# What to produce:
Your reply should be one number: the count of lines holding the word "EURUSD".

Start Provided records

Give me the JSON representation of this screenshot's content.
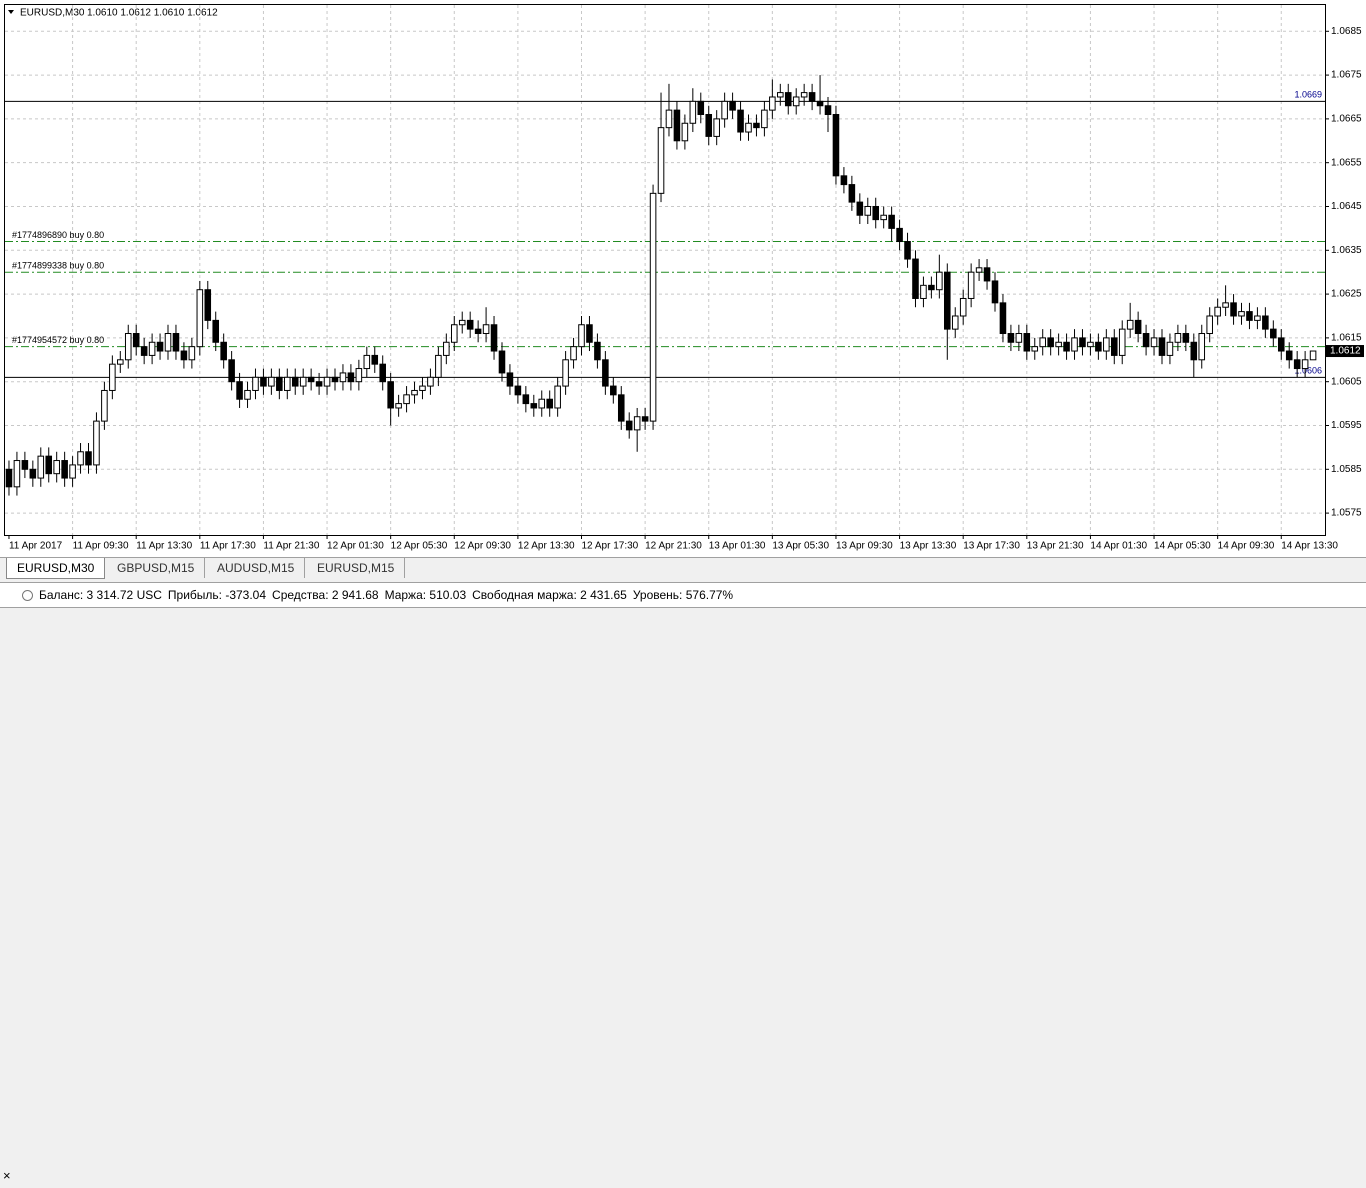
{
  "chart_data": {
    "type": "candlestick",
    "symbol": "EURUSD,M30",
    "ohlc_text": "1.0610 1.0612 1.0610 1.0612",
    "open": [
      1.0585,
      1.0581,
      1.0587,
      1.0585,
      1.0583,
      1.0588,
      1.0584,
      1.0587,
      1.0583,
      1.0586,
      1.0589,
      1.0586,
      1.0596,
      1.0603,
      1.0609,
      1.061,
      1.0616,
      1.0613,
      1.0611,
      1.0614,
      1.0612,
      1.0616,
      1.0612,
      1.061,
      1.0613,
      1.0626,
      1.0619,
      1.0614,
      1.061,
      1.0605,
      1.0601,
      1.0603,
      1.0606,
      1.0604,
      1.0606,
      1.0603,
      1.0606,
      1.0604,
      1.0606,
      1.0605,
      1.0604,
      1.0606,
      1.0605,
      1.0607,
      1.0605,
      1.0608,
      1.0611,
      1.0609,
      1.0605,
      1.0599,
      1.06,
      1.0602,
      1.0603,
      1.0604,
      1.0606,
      1.0611,
      1.0614,
      1.0618,
      1.0619,
      1.0617,
      1.0616,
      1.0618,
      1.0612,
      1.0607,
      1.0604,
      1.0602,
      1.06,
      1.0599,
      1.0601,
      1.0599,
      1.0604,
      1.061,
      1.0613,
      1.0618,
      1.0614,
      1.061,
      1.0604,
      1.0602,
      1.0596,
      1.0594,
      1.0597,
      1.0596,
      1.0648,
      1.0663,
      1.0667,
      1.066,
      1.0664,
      1.0669,
      1.0666,
      1.0661,
      1.0665,
      1.0669,
      1.0667,
      1.0662,
      1.0664,
      1.0663,
      1.0667,
      1.067,
      1.0671,
      1.0668,
      1.067,
      1.0671,
      1.0669,
      1.0668,
      1.0666,
      1.0652,
      1.065,
      1.0646,
      1.0643,
      1.0645,
      1.0642,
      1.0643,
      1.064,
      1.0637,
      1.0633,
      1.0624,
      1.0627,
      1.0626,
      1.063,
      1.0617,
      1.062,
      1.0624,
      1.063,
      1.0631,
      1.0628,
      1.0623,
      1.0616,
      1.0614,
      1.0616,
      1.0612,
      1.0613,
      1.0615,
      1.0613,
      1.0614,
      1.0612,
      1.0615,
      1.0613,
      1.0614,
      1.0612,
      1.0615,
      1.0611,
      1.0617,
      1.0619,
      1.0616,
      1.0613,
      1.0615,
      1.0611,
      1.0614,
      1.0616,
      1.0614,
      1.061,
      1.0616,
      1.062,
      1.0622,
      1.0623,
      1.062,
      1.0621,
      1.0619,
      1.062,
      1.0617,
      1.0615,
      1.0612,
      1.061,
      1.0608,
      1.061
    ],
    "high": [
      1.0587,
      1.0589,
      1.0589,
      1.0587,
      1.059,
      1.059,
      1.0589,
      1.0589,
      1.0588,
      1.0591,
      1.0591,
      1.0598,
      1.0605,
      1.0611,
      1.0612,
      1.0618,
      1.0618,
      1.0615,
      1.0616,
      1.0616,
      1.0618,
      1.0618,
      1.0614,
      1.0615,
      1.0628,
      1.0628,
      1.0621,
      1.0616,
      1.0612,
      1.0607,
      1.0605,
      1.0608,
      1.0608,
      1.0608,
      1.0608,
      1.0608,
      1.0608,
      1.0608,
      1.0608,
      1.0607,
      1.0608,
      1.0608,
      1.0609,
      1.0609,
      1.061,
      1.0613,
      1.0613,
      1.0611,
      1.0607,
      1.0602,
      1.0604,
      1.0605,
      1.0606,
      1.0608,
      1.0613,
      1.0616,
      1.062,
      1.0621,
      1.0621,
      1.0619,
      1.0622,
      1.062,
      1.0614,
      1.0609,
      1.0606,
      1.0604,
      1.0602,
      1.0603,
      1.0603,
      1.0606,
      1.0612,
      1.0615,
      1.062,
      1.062,
      1.0616,
      1.0612,
      1.0606,
      1.0604,
      1.0598,
      1.0599,
      1.0599,
      1.065,
      1.0671,
      1.0673,
      1.0669,
      1.0666,
      1.0672,
      1.0671,
      1.0668,
      1.0667,
      1.0671,
      1.0671,
      1.0669,
      1.0666,
      1.0666,
      1.0669,
      1.0674,
      1.0673,
      1.0673,
      1.0672,
      1.0673,
      1.0673,
      1.0675,
      1.067,
      1.0668,
      1.0654,
      1.0652,
      1.0648,
      1.0647,
      1.0647,
      1.0645,
      1.0645,
      1.0642,
      1.0639,
      1.0635,
      1.0629,
      1.0629,
      1.0634,
      1.0632,
      1.0622,
      1.0626,
      1.0632,
      1.0633,
      1.0633,
      1.063,
      1.0625,
      1.0618,
      1.0618,
      1.0618,
      1.0615,
      1.0617,
      1.0617,
      1.0616,
      1.0616,
      1.0617,
      1.0617,
      1.0616,
      1.0616,
      1.0617,
      1.0617,
      1.0619,
      1.0623,
      1.0621,
      1.0618,
      1.0617,
      1.0617,
      1.0616,
      1.0618,
      1.0618,
      1.0616,
      1.0618,
      1.0622,
      1.0624,
      1.0627,
      1.0625,
      1.0623,
      1.0623,
      1.0622,
      1.0622,
      1.0619,
      1.0617,
      1.0614,
      1.0612,
      1.0612,
      1.0612
    ],
    "low": [
      1.0579,
      1.0579,
      1.0583,
      1.0581,
      1.0581,
      1.0582,
      1.0582,
      1.0581,
      1.0581,
      1.0584,
      1.0584,
      1.0584,
      1.0594,
      1.0601,
      1.0607,
      1.0608,
      1.0611,
      1.0609,
      1.0609,
      1.061,
      1.061,
      1.061,
      1.0608,
      1.0608,
      1.0611,
      1.0617,
      1.0612,
      1.0608,
      1.0603,
      1.0599,
      1.0599,
      1.0601,
      1.0602,
      1.0602,
      1.0601,
      1.0601,
      1.0602,
      1.0602,
      1.0603,
      1.0602,
      1.0602,
      1.0603,
      1.0603,
      1.0603,
      1.0603,
      1.0606,
      1.0607,
      1.0603,
      1.0595,
      1.0597,
      1.0598,
      1.06,
      1.0601,
      1.0602,
      1.0604,
      1.0609,
      1.0612,
      1.0616,
      1.0615,
      1.0614,
      1.0614,
      1.061,
      1.0605,
      1.0602,
      1.06,
      1.0598,
      1.0597,
      1.0597,
      1.0597,
      1.0597,
      1.0602,
      1.0608,
      1.0611,
      1.0612,
      1.0608,
      1.0602,
      1.06,
      1.0594,
      1.0592,
      1.0589,
      1.0594,
      1.0594,
      1.0646,
      1.0661,
      1.0658,
      1.0658,
      1.0662,
      1.0664,
      1.0659,
      1.0659,
      1.0663,
      1.0665,
      1.066,
      1.066,
      1.0661,
      1.0661,
      1.0665,
      1.0668,
      1.0666,
      1.0666,
      1.0668,
      1.0667,
      1.0666,
      1.0662,
      1.065,
      1.0648,
      1.0644,
      1.0641,
      1.0641,
      1.064,
      1.064,
      1.0637,
      1.0635,
      1.0631,
      1.0622,
      1.0622,
      1.0624,
      1.0624,
      1.061,
      1.0615,
      1.0618,
      1.0622,
      1.0628,
      1.0626,
      1.0621,
      1.0614,
      1.0612,
      1.0612,
      1.061,
      1.061,
      1.0611,
      1.0611,
      1.0611,
      1.061,
      1.061,
      1.0611,
      1.0611,
      1.061,
      1.061,
      1.0609,
      1.0609,
      1.0615,
      1.0614,
      1.0611,
      1.0611,
      1.0609,
      1.0609,
      1.0612,
      1.0612,
      1.0606,
      1.0608,
      1.0614,
      1.0618,
      1.062,
      1.0618,
      1.0618,
      1.0617,
      1.0617,
      1.0615,
      1.0613,
      1.061,
      1.0608,
      1.0606,
      1.0606,
      1.061
    ],
    "close": [
      1.0581,
      1.0587,
      1.0585,
      1.0583,
      1.0588,
      1.0584,
      1.0587,
      1.0583,
      1.0586,
      1.0589,
      1.0586,
      1.0596,
      1.0603,
      1.0609,
      1.061,
      1.0616,
      1.0613,
      1.0611,
      1.0614,
      1.0612,
      1.0616,
      1.0612,
      1.061,
      1.0613,
      1.0626,
      1.0619,
      1.0614,
      1.061,
      1.0605,
      1.0601,
      1.0603,
      1.0606,
      1.0604,
      1.0606,
      1.0603,
      1.0606,
      1.0604,
      1.0606,
      1.0605,
      1.0604,
      1.0606,
      1.0605,
      1.0607,
      1.0605,
      1.0608,
      1.0611,
      1.0609,
      1.0605,
      1.0599,
      1.06,
      1.0602,
      1.0603,
      1.0604,
      1.0606,
      1.0611,
      1.0614,
      1.0618,
      1.0619,
      1.0617,
      1.0616,
      1.0618,
      1.0612,
      1.0607,
      1.0604,
      1.0602,
      1.06,
      1.0599,
      1.0601,
      1.0599,
      1.0604,
      1.061,
      1.0613,
      1.0618,
      1.0614,
      1.061,
      1.0604,
      1.0602,
      1.0596,
      1.0594,
      1.0597,
      1.0596,
      1.0648,
      1.0663,
      1.0667,
      1.066,
      1.0664,
      1.0669,
      1.0666,
      1.0661,
      1.0665,
      1.0669,
      1.0667,
      1.0662,
      1.0664,
      1.0663,
      1.0667,
      1.067,
      1.0671,
      1.0668,
      1.067,
      1.0671,
      1.0669,
      1.0668,
      1.0666,
      1.0652,
      1.065,
      1.0646,
      1.0643,
      1.0645,
      1.0642,
      1.0643,
      1.064,
      1.0637,
      1.0633,
      1.0624,
      1.0627,
      1.0626,
      1.063,
      1.0617,
      1.062,
      1.0624,
      1.063,
      1.0631,
      1.0628,
      1.0623,
      1.0616,
      1.0614,
      1.0616,
      1.0612,
      1.0613,
      1.0615,
      1.0613,
      1.0614,
      1.0612,
      1.0615,
      1.0613,
      1.0614,
      1.0612,
      1.0615,
      1.0611,
      1.0617,
      1.0619,
      1.0616,
      1.0613,
      1.0615,
      1.0611,
      1.0614,
      1.0616,
      1.0614,
      1.061,
      1.0616,
      1.062,
      1.0622,
      1.0623,
      1.062,
      1.0621,
      1.0619,
      1.062,
      1.0617,
      1.0615,
      1.0612,
      1.061,
      1.0608,
      1.061,
      1.0612
    ],
    "ylim": [
      1.057,
      1.0691
    ],
    "yticks": [
      1.0575,
      1.0585,
      1.0595,
      1.0605,
      1.0615,
      1.0625,
      1.0635,
      1.0645,
      1.0655,
      1.0665,
      1.0675,
      1.0685
    ],
    "xticks": [
      {
        "value": 0,
        "label": "11 Apr 2017"
      },
      {
        "value": 8,
        "label": "11 Apr 09:30"
      },
      {
        "value": 16,
        "label": "11 Apr 13:30"
      },
      {
        "value": 24,
        "label": "11 Apr 17:30"
      },
      {
        "value": 32,
        "label": "11 Apr 21:30"
      },
      {
        "value": 40,
        "label": "12 Apr 01:30"
      },
      {
        "value": 48,
        "label": "12 Apr 05:30"
      },
      {
        "value": 56,
        "label": "12 Apr 09:30"
      },
      {
        "value": 64,
        "label": "12 Apr 13:30"
      },
      {
        "value": 72,
        "label": "12 Apr 17:30"
      },
      {
        "value": 80,
        "label": "12 Apr 21:30"
      },
      {
        "value": 88,
        "label": "13 Apr 01:30"
      },
      {
        "value": 96,
        "label": "13 Apr 05:30"
      },
      {
        "value": 104,
        "label": "13 Apr 09:30"
      },
      {
        "value": 112,
        "label": "13 Apr 13:30"
      },
      {
        "value": 120,
        "label": "13 Apr 17:30"
      },
      {
        "value": 128,
        "label": "13 Apr 21:30"
      },
      {
        "value": 136,
        "label": "14 Apr 01:30"
      },
      {
        "value": 144,
        "label": "14 Apr 05:30"
      },
      {
        "value": 152,
        "label": "14 Apr 09:30"
      },
      {
        "value": 160,
        "label": "14 Apr 13:30"
      }
    ],
    "xlim": [
      -0.5,
      165.5
    ],
    "grid": true,
    "hlines": [
      1.0669,
      1.0606
    ],
    "orders": [
      {
        "label": "#1774896890 buy 0.80",
        "price": 1.0637
      },
      {
        "label": "#1774899338 buy 0.80",
        "price": 1.063
      },
      {
        "label": "#1774954572 buy 0.80",
        "price": 1.0613
      }
    ],
    "current_price": 1.0612
  },
  "tabs": [
    "EURUSD,M30",
    "GBPUSD,M15",
    "AUDUSD,M15",
    "EURUSD,M15"
  ],
  "status": [
    "Баланс: 3 314.72 USC",
    "Прибыль: -373.04",
    "Средства: 2 941.68",
    "Маржа: 510.03",
    "Свободная маржа: 2 431.65",
    "Уровень: 576.77%"
  ]
}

End Provided records

# Expected answer:
3